WORK TO DO: In the data, extract each line that holds the string "Trade".

RECORD SET:
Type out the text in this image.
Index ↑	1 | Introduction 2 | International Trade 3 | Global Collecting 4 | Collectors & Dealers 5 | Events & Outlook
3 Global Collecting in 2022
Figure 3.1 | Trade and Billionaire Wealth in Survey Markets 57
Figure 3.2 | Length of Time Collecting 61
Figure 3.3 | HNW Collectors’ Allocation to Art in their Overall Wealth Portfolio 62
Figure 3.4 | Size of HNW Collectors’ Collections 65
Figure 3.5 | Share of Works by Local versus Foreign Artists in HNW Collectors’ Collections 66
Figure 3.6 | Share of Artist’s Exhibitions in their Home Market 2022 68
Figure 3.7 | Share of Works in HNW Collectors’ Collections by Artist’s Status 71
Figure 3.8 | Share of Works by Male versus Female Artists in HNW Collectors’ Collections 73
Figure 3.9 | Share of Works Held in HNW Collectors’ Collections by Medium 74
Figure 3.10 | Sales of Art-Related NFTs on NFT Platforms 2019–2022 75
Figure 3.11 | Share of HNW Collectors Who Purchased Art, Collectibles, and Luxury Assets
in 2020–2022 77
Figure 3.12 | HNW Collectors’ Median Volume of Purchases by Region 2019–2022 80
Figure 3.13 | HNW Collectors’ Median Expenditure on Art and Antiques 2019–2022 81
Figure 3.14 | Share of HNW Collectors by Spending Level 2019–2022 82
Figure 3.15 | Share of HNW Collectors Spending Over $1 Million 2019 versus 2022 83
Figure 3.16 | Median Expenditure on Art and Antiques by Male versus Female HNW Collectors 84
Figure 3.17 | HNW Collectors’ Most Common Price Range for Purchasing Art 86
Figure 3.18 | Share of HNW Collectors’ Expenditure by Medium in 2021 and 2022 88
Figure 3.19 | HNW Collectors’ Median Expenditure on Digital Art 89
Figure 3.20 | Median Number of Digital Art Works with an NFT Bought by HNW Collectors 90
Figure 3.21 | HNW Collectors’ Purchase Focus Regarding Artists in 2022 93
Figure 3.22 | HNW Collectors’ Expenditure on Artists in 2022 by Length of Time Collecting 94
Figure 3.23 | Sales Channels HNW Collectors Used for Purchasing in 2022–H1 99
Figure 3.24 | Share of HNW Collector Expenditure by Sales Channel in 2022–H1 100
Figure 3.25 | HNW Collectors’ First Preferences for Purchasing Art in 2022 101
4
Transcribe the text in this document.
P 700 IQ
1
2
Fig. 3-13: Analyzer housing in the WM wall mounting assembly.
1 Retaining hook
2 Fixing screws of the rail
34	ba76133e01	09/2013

TASK ANSWER:
Index ↑	1 | Introduction 2 | International Trade 3 | Global Collecting 4 | Collectors & Dealers 5 | Events & Outlook
Figure 3.1 | Trade and Billionaire Wealth in Survey Markets 57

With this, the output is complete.